» **Work instructions**
Give back the full listing, character for character, with no pictures.

» **Raw records**

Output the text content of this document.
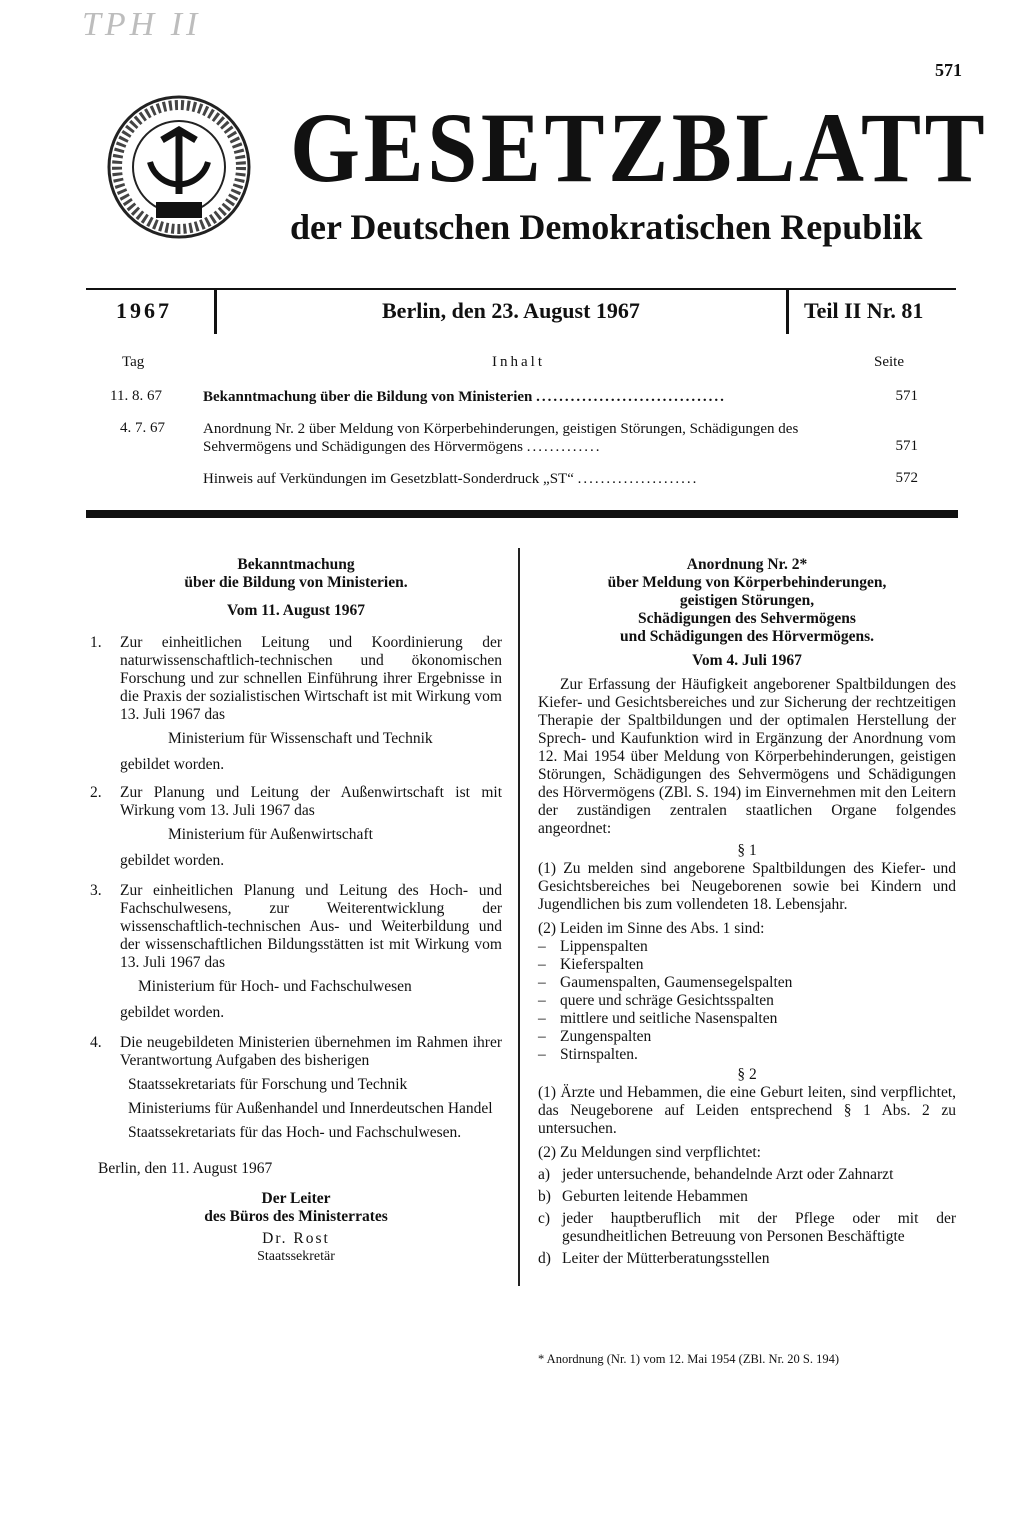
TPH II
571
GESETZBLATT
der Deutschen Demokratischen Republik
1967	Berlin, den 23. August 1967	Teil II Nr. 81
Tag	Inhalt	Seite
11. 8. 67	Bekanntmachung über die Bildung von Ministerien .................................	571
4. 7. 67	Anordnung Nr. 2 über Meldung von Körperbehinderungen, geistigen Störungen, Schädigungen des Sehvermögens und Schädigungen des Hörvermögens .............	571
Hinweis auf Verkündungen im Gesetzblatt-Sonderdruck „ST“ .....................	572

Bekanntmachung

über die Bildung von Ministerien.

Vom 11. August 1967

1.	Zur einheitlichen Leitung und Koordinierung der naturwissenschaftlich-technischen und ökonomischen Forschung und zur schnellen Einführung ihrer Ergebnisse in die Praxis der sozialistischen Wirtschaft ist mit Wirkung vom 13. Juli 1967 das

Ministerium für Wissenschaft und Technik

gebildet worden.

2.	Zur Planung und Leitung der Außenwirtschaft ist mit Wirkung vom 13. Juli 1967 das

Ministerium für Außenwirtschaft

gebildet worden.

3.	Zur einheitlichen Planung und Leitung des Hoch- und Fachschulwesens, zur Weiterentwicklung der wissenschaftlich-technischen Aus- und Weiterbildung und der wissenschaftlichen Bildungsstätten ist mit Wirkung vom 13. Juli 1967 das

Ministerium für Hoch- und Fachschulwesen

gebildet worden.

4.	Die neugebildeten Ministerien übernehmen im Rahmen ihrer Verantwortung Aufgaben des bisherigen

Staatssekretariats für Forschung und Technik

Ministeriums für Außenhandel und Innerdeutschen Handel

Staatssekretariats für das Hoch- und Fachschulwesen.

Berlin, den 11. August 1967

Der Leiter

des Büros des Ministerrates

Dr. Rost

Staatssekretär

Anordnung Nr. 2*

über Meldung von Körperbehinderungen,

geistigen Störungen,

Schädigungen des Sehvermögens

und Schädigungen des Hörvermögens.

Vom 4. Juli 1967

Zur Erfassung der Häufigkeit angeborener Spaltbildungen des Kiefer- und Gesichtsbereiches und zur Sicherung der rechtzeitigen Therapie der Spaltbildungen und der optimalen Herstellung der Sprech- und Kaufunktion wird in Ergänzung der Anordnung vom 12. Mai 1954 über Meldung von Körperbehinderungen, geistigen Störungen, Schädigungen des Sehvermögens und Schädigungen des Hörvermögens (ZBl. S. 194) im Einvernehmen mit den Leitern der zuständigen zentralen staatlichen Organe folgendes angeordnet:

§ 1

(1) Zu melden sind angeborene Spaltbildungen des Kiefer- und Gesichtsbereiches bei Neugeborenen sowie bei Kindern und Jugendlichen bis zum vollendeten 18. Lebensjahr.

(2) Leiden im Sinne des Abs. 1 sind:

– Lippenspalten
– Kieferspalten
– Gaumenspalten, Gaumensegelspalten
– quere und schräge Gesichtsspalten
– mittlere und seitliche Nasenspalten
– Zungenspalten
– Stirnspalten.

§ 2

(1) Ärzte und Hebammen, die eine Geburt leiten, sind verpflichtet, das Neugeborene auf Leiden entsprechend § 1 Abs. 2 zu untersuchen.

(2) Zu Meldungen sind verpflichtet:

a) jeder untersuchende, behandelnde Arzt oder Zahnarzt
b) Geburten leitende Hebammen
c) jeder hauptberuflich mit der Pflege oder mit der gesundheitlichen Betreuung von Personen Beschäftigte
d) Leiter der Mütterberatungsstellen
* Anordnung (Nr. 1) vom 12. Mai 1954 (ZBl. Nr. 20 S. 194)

» **Response for this exercise**
Output the text content of this document.
TPH II
571
GESETZBLATT
der Deutschen Demokratischen Republik
1967	Berlin, den 23. August 1967	Teil II Nr. 81
Tag	Inhalt	Seite
11. 8. 67	Bekanntmachung über die Bildung von Ministerien .................................	571
4. 7. 67	Anordnung Nr. 2 über Meldung von Körperbehinderungen, geistigen Störungen, Schädigungen des Sehvermögens und Schädigungen des Hörvermögens .............	571
Hinweis auf Verkündungen im Gesetzblatt-Sonderdruck „ST“ .....................	572

Bekanntmachung

über die Bildung von Ministerien.

Vom 11. August 1967

1.	Zur einheitlichen Leitung und Koordinierung der naturwissenschaftlich-technischen und ökonomischen Forschung und zur schnellen Einführung ihrer Ergebnisse in die Praxis der sozialistischen Wirtschaft ist mit Wirkung vom 13. Juli 1967 das

Ministerium für Wissenschaft und Technik

gebildet worden.

2.	Zur Planung und Leitung der Außenwirtschaft ist mit Wirkung vom 13. Juli 1967 das

Ministerium für Außenwirtschaft

gebildet worden.

3.	Zur einheitlichen Planung und Leitung des Hoch- und Fachschulwesens, zur Weiterentwicklung der wissenschaftlich-technischen Aus- und Weiterbildung und der wissenschaftlichen Bildungsstätten ist mit Wirkung vom 13. Juli 1967 das

Ministerium für Hoch- und Fachschulwesen

gebildet worden.

4.	Die neugebildeten Ministerien übernehmen im Rahmen ihrer Verantwortung Aufgaben des bisherigen

Staatssekretariats für Forschung und Technik

Ministeriums für Außenhandel und Innerdeutschen Handel

Staatssekretariats für das Hoch- und Fachschulwesen.

Berlin, den 11. August 1967

Der Leiter

des Büros des Ministerrates

Dr. Rost

Staatssekretär

Anordnung Nr. 2*

über Meldung von Körperbehinderungen,

geistigen Störungen,

Schädigungen des Sehvermögens

und Schädigungen des Hörvermögens.

Vom 4. Juli 1967

Zur Erfassung der Häufigkeit angeborener Spaltbildungen des Kiefer- und Gesichtsbereiches und zur Sicherung der rechtzeitigen Therapie der Spaltbildungen und der optimalen Herstellung der Sprech- und Kaufunktion wird in Ergänzung der Anordnung vom 12. Mai 1954 über Meldung von Körperbehinderungen, geistigen Störungen, Schädigungen des Sehvermögens und Schädigungen des Hörvermögens (ZBl. S. 194) im Einvernehmen mit den Leitern der zuständigen zentralen staatlichen Organe folgendes angeordnet:

§ 1

(1) Zu melden sind angeborene Spaltbildungen des Kiefer- und Gesichtsbereiches bei Neugeborenen sowie bei Kindern und Jugendlichen bis zum vollendeten 18. Lebensjahr.

(2) Leiden im Sinne des Abs. 1 sind:

– Lippenspalten
– Kieferspalten
– Gaumenspalten, Gaumensegelspalten
– quere und schräge Gesichtsspalten
– mittlere und seitliche Nasenspalten
– Zungenspalten
– Stirnspalten.

§ 2

(1) Ärzte und Hebammen, die eine Geburt leiten, sind verpflichtet, das Neugeborene auf Leiden entsprechend § 1 Abs. 2 zu untersuchen.

(2) Zu Meldungen sind verpflichtet:

a) jeder untersuchende, behandelnde Arzt oder Zahnarzt
b) Geburten leitende Hebammen
c) jeder hauptberuflich mit der Pflege oder mit der gesundheitlichen Betreuung von Personen Beschäftigte
d) Leiter der Mütterberatungsstellen
* Anordnung (Nr. 1) vom 12. Mai 1954 (ZBl. Nr. 20 S. 194)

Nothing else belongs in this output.